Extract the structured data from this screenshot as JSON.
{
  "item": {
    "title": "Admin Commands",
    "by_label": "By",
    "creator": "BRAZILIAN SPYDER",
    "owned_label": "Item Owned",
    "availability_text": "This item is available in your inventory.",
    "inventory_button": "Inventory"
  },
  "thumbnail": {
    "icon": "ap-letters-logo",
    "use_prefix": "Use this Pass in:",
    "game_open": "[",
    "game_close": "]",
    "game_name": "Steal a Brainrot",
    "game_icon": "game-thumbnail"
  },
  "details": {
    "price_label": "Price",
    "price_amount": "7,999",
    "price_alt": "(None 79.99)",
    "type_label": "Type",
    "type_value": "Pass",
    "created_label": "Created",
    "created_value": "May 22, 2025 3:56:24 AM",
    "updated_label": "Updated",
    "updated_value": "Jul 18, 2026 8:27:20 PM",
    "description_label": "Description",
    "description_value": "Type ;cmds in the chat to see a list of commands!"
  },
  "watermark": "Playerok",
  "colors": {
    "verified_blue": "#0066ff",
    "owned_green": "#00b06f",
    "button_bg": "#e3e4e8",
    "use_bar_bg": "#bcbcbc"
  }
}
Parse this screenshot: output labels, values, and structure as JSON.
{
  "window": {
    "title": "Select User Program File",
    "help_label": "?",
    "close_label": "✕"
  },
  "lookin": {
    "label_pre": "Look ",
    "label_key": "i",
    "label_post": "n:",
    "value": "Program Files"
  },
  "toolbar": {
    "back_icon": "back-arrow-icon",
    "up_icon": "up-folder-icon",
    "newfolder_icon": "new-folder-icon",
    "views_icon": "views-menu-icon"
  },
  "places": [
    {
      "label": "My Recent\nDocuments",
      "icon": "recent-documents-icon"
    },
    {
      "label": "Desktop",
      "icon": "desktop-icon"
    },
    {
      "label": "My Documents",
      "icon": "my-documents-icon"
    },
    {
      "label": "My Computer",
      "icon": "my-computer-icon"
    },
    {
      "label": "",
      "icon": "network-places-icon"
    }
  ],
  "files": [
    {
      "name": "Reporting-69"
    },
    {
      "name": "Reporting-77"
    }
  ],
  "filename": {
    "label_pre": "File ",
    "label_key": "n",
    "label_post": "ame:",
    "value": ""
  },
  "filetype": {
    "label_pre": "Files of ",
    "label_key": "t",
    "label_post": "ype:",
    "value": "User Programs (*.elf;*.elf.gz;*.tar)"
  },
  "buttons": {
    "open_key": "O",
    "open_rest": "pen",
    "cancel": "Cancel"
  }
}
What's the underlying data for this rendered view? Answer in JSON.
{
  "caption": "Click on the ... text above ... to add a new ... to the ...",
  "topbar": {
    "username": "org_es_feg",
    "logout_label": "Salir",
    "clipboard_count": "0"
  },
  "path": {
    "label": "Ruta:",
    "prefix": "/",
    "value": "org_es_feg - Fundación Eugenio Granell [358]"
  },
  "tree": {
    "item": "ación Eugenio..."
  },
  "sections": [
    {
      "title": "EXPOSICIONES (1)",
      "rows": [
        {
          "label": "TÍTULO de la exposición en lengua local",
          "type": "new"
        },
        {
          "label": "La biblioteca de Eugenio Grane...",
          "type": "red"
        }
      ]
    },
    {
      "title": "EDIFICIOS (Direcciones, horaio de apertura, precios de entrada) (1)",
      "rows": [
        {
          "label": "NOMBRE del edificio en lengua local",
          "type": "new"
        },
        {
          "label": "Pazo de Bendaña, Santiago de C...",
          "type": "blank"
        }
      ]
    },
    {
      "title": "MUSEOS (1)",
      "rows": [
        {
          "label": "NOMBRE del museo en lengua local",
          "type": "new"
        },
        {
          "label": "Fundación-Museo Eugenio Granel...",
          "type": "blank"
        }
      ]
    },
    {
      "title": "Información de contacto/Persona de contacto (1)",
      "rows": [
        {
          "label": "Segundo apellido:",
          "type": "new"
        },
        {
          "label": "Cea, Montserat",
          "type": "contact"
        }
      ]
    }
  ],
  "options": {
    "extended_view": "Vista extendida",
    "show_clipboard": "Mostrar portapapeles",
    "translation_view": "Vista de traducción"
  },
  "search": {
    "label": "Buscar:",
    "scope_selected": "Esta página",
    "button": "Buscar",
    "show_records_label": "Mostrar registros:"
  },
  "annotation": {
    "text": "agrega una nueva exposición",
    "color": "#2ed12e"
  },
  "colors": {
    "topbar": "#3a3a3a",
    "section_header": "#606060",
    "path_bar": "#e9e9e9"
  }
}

————————

Faithfully copy every entry, leaving nothing out.

Extract the structured data from this screenshot as JSON.
{
  "item": {
    "title": "Admin Commands",
    "by_label": "By",
    "creator": "BRAZILIAN SPYDER",
    "owned_label": "Item Owned",
    "availability_text": "This item is available in your inventory.",
    "inventory_button": "Inventory"
  },
  "thumbnail": {
    "icon": "ap-letters-logo",
    "use_prefix": "Use this Pass in:",
    "game_open": "[",
    "game_close": "]",
    "game_name": "Steal a Brainrot",
    "game_icon": "game-thumbnail"
  },
  "details": {
    "price_label": "Price",
    "price_amount": "7,999",
    "price_alt": "(None 79.99)",
    "type_label": "Type",
    "type_value": "Pass",
    "created_label": "Created",
    "created_value": "May 22, 2025 3:56:24 AM",
    "updated_label": "Updated",
    "updated_value": "Jul 18, 2026 8:27:20 PM",
    "description_label": "Description",
    "description_value": "Type ;cmds in the chat to see a list of commands!"
  },
  "watermark": "Playerok",
  "colors": {
    "verified_blue": "#0066ff",
    "owned_green": "#00b06f",
    "button_bg": "#e3e4e8",
    "use_bar_bg": "#bcbcbc"
  }
}
Parse this screenshot: output labels, values, and structure as JSON.
{
  "window": {
    "title": "Select User Program File",
    "help_label": "?",
    "close_label": "✕"
  },
  "lookin": {
    "label_pre": "Look ",
    "label_key": "i",
    "label_post": "n:",
    "value": "Program Files"
  },
  "toolbar": {
    "back_icon": "back-arrow-icon",
    "up_icon": "up-folder-icon",
    "newfolder_icon": "new-folder-icon",
    "views_icon": "views-menu-icon"
  },
  "places": [
    {
      "label": "My Recent\nDocuments",
      "icon": "recent-documents-icon"
    },
    {
      "label": "Desktop",
      "icon": "desktop-icon"
    },
    {
      "label": "My Documents",
      "icon": "my-documents-icon"
    },
    {
      "label": "My Computer",
      "icon": "my-computer-icon"
    },
    {
      "label": "",
      "icon": "network-places-icon"
    }
  ],
  "files": [
    {
      "name": "Reporting-69"
    },
    {
      "name": "Reporting-77"
    }
  ],
  "filename": {
    "label_pre": "File ",
    "label_key": "n",
    "label_post": "ame:",
    "value": ""
  },
  "filetype": {
    "label_pre": "Files of ",
    "label_key": "t",
    "label_post": "ype:",
    "value": "User Programs (*.elf;*.elf.gz;*.tar)"
  },
  "buttons": {
    "open_key": "O",
    "open_rest": "pen",
    "cancel": "Cancel"
  }
}
What's the underlying data for this rendered view? Answer in JSON.
{
  "caption": "Click on the ... text above ... to add a new ... to the ...",
  "topbar": {
    "username": "org_es_feg",
    "logout_label": "Salir",
    "clipboard_count": "0"
  },
  "path": {
    "label": "Ruta:",
    "prefix": "/",
    "value": "org_es_feg - Fundación Eugenio Granell [358]"
  },
  "tree": {
    "item": "ación Eugenio..."
  },
  "sections": [
    {
      "title": "EXPOSICIONES (1)",
      "rows": [
        {
          "label": "TÍTULO de la exposición en lengua local",
          "type": "new"
        },
        {
          "label": "La biblioteca de Eugenio Grane...",
          "type": "red"
        }
      ]
    },
    {
      "title": "EDIFICIOS (Direcciones, horaio de apertura, precios de entrada) (1)",
      "rows": [
        {
          "label": "NOMBRE del edificio en lengua local",
          "type": "new"
        },
        {
          "label": "Pazo de Bendaña, Santiago de C...",
          "type": "blank"
        }
      ]
    },
    {
      "title": "MUSEOS (1)",
      "rows": [
        {
          "label": "NOMBRE del museo en lengua local",
          "type": "new"
        },
        {
          "label": "Fundación-Museo Eugenio Granel...",
          "type": "blank"
        }
      ]
    },
    {
      "title": "Información de contacto/Persona de contacto (1)",
      "rows": [
        {
          "label": "Segundo apellido:",
          "type": "new"
        },
        {
          "label": "Cea, Montserat",
          "type": "contact"
        }
      ]
    }
  ],
  "options": {
    "extended_view": "Vista extendida",
    "show_clipboard": "Mostrar portapapeles",
    "translation_view": "Vista de traducción"
  },
  "search": {
    "label": "Buscar:",
    "scope_selected": "Esta página",
    "button": "Buscar",
    "show_records_label": "Mostrar registros:"
  },
  "annotation": {
    "text": "agrega una nueva exposición",
    "color": "#2ed12e"
  },
  "colors": {
    "topbar": "#3a3a3a",
    "section_header": "#606060",
    "path_bar": "#e9e9e9"
  }
}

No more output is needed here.